** Opening Material provided block **

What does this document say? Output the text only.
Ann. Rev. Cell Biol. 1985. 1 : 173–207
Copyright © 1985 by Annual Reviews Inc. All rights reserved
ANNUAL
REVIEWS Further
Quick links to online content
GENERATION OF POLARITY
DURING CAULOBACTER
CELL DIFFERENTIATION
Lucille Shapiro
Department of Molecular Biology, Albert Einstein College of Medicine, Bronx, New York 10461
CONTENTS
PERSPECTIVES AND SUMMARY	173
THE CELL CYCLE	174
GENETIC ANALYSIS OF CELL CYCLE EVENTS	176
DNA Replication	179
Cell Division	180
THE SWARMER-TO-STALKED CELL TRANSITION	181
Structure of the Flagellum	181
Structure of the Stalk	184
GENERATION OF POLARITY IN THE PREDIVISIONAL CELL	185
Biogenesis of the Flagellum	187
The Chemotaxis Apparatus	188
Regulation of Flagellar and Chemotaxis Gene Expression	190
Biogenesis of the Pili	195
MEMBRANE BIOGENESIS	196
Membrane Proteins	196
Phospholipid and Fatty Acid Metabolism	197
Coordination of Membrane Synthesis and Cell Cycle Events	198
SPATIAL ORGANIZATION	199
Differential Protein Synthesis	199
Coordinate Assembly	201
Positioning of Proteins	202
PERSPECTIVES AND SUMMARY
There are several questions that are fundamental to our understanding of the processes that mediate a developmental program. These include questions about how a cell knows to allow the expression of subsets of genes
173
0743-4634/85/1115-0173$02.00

** Closing Material provided block **

Go through the records and set each one down again, unchanged.

• Exercise result:
What does this document say? Output the text only.
Ann. Rev. Cell Biol. 1985. 1 : 173–207
Copyright © 1985 by Annual Reviews Inc. All rights reserved
ANNUAL
REVIEWS Further
Quick links to online content
GENERATION OF POLARITY
DURING CAULOBACTER
CELL DIFFERENTIATION
Lucille Shapiro
Department of Molecular Biology, Albert Einstein College of Medicine, Bronx, New York 10461
CONTENTS
PERSPECTIVES AND SUMMARY	173
THE CELL CYCLE	174
GENETIC ANALYSIS OF CELL CYCLE EVENTS	176
DNA Replication	179
Cell Division	180
THE SWARMER-TO-STALKED CELL TRANSITION	181
Structure of the Flagellum	181
Structure of the Stalk	184
GENERATION OF POLARITY IN THE PREDIVISIONAL CELL	185
Biogenesis of the Flagellum	187
The Chemotaxis Apparatus	188
Regulation of Flagellar and Chemotaxis Gene Expression	190
Biogenesis of the Pili	195
MEMBRANE BIOGENESIS	196
Membrane Proteins	196
Phospholipid and Fatty Acid Metabolism	197
Coordination of Membrane Synthesis and Cell Cycle Events	198
SPATIAL ORGANIZATION	199
Differential Protein Synthesis	199
Coordinate Assembly	201
Positioning of Proteins	202
PERSPECTIVES AND SUMMARY
There are several questions that are fundamental to our understanding of the processes that mediate a developmental program. These include questions about how a cell knows to allow the expression of subsets of genes
173
0743-4634/85/1115-0173$02.00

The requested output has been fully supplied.